[START Source text]

(Tentative)
| Definition | Functional Requirements | Syntax | Semantics |
Definition
Visual Spatial Output (PGM-VSO)
- Is produced by the Visual Spatial Reasoning (VSR) AIM.
- Provides spatial relationships, referent resolutions, and interaction constraints to Domain Access (DA).
- Supports reasoning about physical feasibility, visibility, and referential clarity within a visual scene.
Functional Requirements
Visual Spatial Output conveys the following main information elements:
| Function | Description |
| Referent Resolution | Resolves vague or underspecified expressions (e.g. “that one”, “nearby object”) into object IDs |
| Spatial Primitives | Represents geometric and topological data (e.g. bounding boxes, centroids, zones, vectors) |
| Occlusion Mapping | Indicates which entities are visually occluded from the User’s perspective |
| Reachability Assessment | Determines whether entities are physically reachable given constraints such as distance, obstacles, or posture |
| Zone Classification | Classifies spatial zones (e.g. shelf, table, floor) with semantic tags and interaction affordances |
| Scene Anchoring | Includes a unique SceneID and timestamp to anchor outputs to a specific frame of reference |
| Interaction Constraints | Represents constraints such as proximity thresholds, collision risks, or required orientation for interaction |
| Traceability | Includes provenance metadata (e.g. VSR ID, timestamp, origin) for audit and rollback |
| Modularity | Supports decomposition into subcomponents (e.g. ResolvedReferents, OcclusionMap, ReachabilityMap) for selective consumption |
Syntax
https://schemas.mpai.community/PGM1/V1.0/data/VisualSpatialOutputs.json
Semantics
| Label | Description |
| Header | Visual Spatial Output Header |
| ├─ Standard-VSO | The characters “PGM1-VSO-V” |
| ├─ Version | Major version – 1 or 2 characters |
| ├─ Dot-separator | The character “.” separating version components |
| └─ Subversion | Minor version – 1 or 2 characters |
| VisualSceneID | Unique identifier for the spatial scene |
| ResolvedReferents | Entities resolved from user input |
| ├─ SourceEntity | Identifier of the primary object of attention |
| ├─ TargetZone | Identifier of the spatial target zone |
| └─ AdditionalEntities | Optional list of secondary entities involved |
| OcclusionMap | Map of occlusion status for visible entities |
| ├─ Key | Entity ID |
| └─ Value | Boolean: true if occluded, false if visible |
| ReachabilityMap | Map of reachability status for entities |
| ├─ Key | Entity ID |
| └─ Value | Boolean: true if reachable, false if not |
| ZoneClassification | Semantic classification of spatial zones |
| ├─ Key | Zone ID |
| └─ Value | Semantic label (e.g. “shelf”, “floor”, “container”) |
| InteractionConstraints | Constraints relevant to physical interaction |
| ├─ ProximityThreshold | Minimum distance required for interaction |
| ├─ CollisionRisk | Whether interaction poses a collision risk |
| └─ RequiredOrientation | Required orientation for successful interaction |
| Trace | Provenance metadata |
| ├─ Timestamp | Time of Spatial Output generation |
| └─ Origin | Module or subsystem that generated the Spatial Output |
| DescrMetadata | Descriptive metadata for schema documentation and audit |
| ├─ Author | Author or generator of the schema instance |
| ├─ SchemaVersion | Version of the schema used |
| └─ Validated | Boolean indicating schema validation status |

[END Source text]

→ Aim
In the Visual Spatial Output specification, which AIM produces the Visual Spatial Output?

[START Collected data]

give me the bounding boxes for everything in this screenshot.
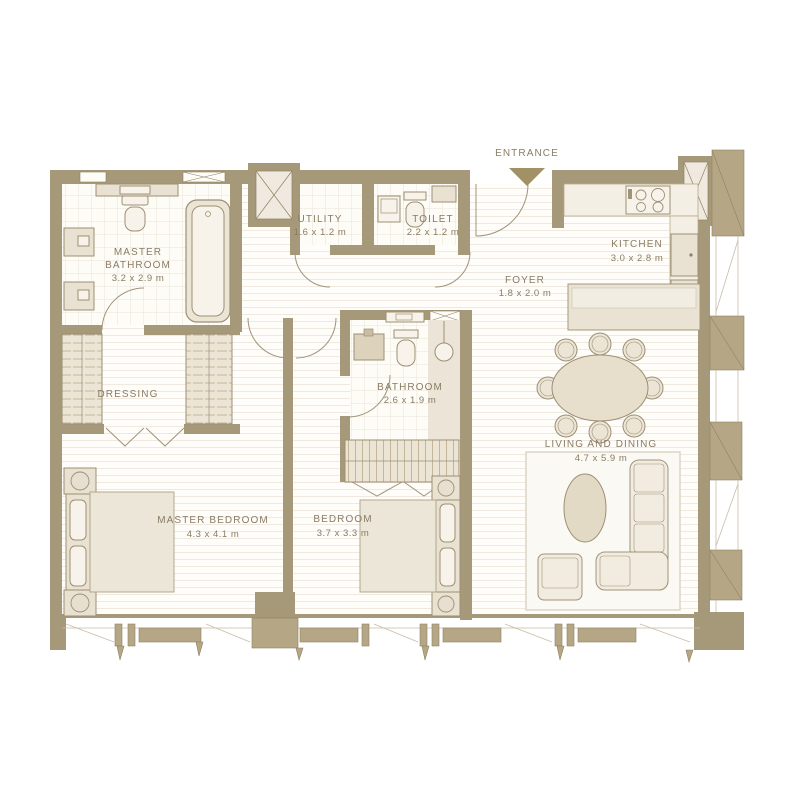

[END Collected data]

→ Solution
The Visual Spatial Reasoning (VSR) AIM.